**ACTION ITEM**
Among the entries, find each line that includes the string "MAOB" and list it.

*** RECORDS SUPPLIED Section Begins ***

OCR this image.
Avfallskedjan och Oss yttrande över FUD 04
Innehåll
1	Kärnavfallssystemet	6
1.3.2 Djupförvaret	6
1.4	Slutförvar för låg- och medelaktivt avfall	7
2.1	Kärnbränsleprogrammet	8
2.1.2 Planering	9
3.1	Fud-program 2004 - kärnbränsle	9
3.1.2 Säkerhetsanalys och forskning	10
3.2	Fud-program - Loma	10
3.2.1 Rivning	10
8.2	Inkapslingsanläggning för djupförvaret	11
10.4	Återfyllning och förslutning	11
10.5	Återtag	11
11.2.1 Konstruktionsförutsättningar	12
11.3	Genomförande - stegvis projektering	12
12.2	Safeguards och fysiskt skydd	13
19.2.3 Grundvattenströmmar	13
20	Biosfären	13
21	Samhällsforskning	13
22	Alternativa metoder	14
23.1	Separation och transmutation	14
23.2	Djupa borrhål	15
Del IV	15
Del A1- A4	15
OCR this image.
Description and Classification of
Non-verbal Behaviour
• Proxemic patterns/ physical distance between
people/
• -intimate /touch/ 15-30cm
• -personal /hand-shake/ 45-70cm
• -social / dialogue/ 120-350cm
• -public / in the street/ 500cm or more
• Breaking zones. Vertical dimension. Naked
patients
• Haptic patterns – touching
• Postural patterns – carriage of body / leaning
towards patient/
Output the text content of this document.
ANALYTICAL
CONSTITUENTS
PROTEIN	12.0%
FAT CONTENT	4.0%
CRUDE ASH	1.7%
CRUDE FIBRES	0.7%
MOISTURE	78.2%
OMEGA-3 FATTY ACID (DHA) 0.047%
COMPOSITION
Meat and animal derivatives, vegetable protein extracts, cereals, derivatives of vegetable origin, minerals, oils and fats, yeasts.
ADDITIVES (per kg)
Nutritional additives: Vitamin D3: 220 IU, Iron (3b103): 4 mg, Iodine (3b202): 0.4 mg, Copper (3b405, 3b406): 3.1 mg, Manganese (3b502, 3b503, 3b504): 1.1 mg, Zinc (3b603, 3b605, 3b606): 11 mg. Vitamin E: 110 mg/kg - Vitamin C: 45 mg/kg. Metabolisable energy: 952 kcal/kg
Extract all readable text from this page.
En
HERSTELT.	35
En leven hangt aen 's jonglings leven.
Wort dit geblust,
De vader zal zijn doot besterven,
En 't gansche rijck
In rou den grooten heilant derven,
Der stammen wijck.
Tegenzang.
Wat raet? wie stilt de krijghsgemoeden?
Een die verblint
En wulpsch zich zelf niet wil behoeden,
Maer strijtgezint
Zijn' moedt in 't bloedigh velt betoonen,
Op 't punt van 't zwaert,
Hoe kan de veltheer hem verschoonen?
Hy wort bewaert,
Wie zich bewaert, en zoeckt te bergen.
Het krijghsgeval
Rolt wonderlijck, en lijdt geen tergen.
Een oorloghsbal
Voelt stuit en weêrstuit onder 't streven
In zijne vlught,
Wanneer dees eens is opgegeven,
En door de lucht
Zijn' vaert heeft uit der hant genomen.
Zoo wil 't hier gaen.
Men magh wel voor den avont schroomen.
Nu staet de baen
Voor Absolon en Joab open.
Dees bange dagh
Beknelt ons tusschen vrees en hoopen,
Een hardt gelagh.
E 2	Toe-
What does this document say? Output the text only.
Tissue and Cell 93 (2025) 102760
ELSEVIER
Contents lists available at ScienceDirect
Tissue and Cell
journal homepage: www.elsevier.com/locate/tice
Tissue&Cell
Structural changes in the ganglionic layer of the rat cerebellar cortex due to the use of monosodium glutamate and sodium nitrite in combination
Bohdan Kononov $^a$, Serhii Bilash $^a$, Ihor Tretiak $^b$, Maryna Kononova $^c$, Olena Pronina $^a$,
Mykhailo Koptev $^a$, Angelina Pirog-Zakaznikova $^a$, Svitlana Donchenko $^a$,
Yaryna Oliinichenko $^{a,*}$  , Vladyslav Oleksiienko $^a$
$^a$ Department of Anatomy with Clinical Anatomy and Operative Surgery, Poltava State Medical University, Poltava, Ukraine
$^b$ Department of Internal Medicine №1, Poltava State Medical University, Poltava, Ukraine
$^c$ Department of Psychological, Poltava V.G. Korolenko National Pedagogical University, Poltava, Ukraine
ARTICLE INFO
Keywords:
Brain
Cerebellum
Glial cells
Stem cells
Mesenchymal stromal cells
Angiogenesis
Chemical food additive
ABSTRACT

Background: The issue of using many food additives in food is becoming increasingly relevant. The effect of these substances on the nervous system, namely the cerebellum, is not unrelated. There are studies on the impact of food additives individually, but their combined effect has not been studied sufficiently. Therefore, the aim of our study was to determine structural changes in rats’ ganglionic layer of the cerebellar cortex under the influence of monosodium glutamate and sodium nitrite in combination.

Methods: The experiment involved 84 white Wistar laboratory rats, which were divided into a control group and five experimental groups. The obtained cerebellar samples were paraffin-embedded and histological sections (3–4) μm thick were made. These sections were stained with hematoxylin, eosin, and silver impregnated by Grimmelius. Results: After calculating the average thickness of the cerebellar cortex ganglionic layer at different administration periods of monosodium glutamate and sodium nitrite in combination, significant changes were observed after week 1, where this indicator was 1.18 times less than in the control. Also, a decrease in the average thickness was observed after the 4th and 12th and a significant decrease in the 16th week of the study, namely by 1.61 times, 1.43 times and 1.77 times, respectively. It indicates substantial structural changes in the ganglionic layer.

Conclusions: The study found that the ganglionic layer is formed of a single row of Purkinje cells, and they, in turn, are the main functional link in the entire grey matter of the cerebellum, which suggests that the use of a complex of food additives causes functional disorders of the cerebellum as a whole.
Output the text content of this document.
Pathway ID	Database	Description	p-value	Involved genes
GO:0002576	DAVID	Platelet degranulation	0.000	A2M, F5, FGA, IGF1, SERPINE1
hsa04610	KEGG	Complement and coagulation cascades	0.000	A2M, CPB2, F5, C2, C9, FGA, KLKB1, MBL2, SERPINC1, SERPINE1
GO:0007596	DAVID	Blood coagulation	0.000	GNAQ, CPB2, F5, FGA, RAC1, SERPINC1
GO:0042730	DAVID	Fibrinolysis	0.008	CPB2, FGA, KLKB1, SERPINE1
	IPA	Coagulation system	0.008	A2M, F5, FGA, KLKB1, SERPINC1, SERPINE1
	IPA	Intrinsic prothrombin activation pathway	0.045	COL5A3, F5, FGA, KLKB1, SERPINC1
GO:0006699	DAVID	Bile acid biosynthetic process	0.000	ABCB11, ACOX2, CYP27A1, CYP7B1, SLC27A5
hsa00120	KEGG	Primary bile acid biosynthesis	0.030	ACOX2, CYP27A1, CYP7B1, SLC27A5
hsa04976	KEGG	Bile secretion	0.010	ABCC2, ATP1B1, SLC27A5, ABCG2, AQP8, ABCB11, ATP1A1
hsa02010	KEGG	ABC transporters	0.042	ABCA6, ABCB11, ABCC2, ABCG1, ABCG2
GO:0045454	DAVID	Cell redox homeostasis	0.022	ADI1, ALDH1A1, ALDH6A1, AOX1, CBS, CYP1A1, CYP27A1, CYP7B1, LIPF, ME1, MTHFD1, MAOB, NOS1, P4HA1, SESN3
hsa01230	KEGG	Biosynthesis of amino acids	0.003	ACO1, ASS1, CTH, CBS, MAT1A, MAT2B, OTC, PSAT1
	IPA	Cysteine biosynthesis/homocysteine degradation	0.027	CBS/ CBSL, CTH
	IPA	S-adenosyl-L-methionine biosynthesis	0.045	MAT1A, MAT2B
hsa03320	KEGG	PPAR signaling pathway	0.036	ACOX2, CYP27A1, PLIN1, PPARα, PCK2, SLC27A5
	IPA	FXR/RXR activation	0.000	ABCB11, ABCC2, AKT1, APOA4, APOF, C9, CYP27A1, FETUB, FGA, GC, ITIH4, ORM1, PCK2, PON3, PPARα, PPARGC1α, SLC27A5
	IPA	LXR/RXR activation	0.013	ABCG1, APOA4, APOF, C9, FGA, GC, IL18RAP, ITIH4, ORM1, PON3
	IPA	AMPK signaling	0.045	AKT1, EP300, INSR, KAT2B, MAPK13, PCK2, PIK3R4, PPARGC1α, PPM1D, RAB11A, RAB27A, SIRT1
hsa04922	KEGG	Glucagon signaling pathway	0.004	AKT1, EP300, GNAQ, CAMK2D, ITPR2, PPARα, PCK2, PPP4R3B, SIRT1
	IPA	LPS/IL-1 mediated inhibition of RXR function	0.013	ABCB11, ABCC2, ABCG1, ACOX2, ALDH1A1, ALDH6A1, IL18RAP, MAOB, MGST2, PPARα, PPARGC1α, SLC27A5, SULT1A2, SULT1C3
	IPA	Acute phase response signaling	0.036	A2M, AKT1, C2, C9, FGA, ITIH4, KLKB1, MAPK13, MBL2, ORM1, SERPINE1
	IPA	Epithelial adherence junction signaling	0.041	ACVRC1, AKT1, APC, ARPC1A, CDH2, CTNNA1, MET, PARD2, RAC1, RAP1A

*** RECORDS SUPPLIED Section Ends ***

**PROBLEM SOLUTION**
GO:0045454	DAVID	Cell redox homeostasis	0.022	ADI1, ALDH1A1, ALDH6A1, AOX1, CBS, CYP1A1, CYP27A1, CYP7B1, LIPF, ME1, MTHFD1, MAOB, NOS1, P4HA1, SESN3
	IPA	LPS/IL-1 mediated inhibition of RXR function	0.013	ABCB11, ABCC2, ABCG1, ACOX2, ALDH1A1, ALDH6A1, IL18RAP, MAOB, MGST2, PPARα, PPARGC1α, SLC27A5, SULT1A2, SULT1C3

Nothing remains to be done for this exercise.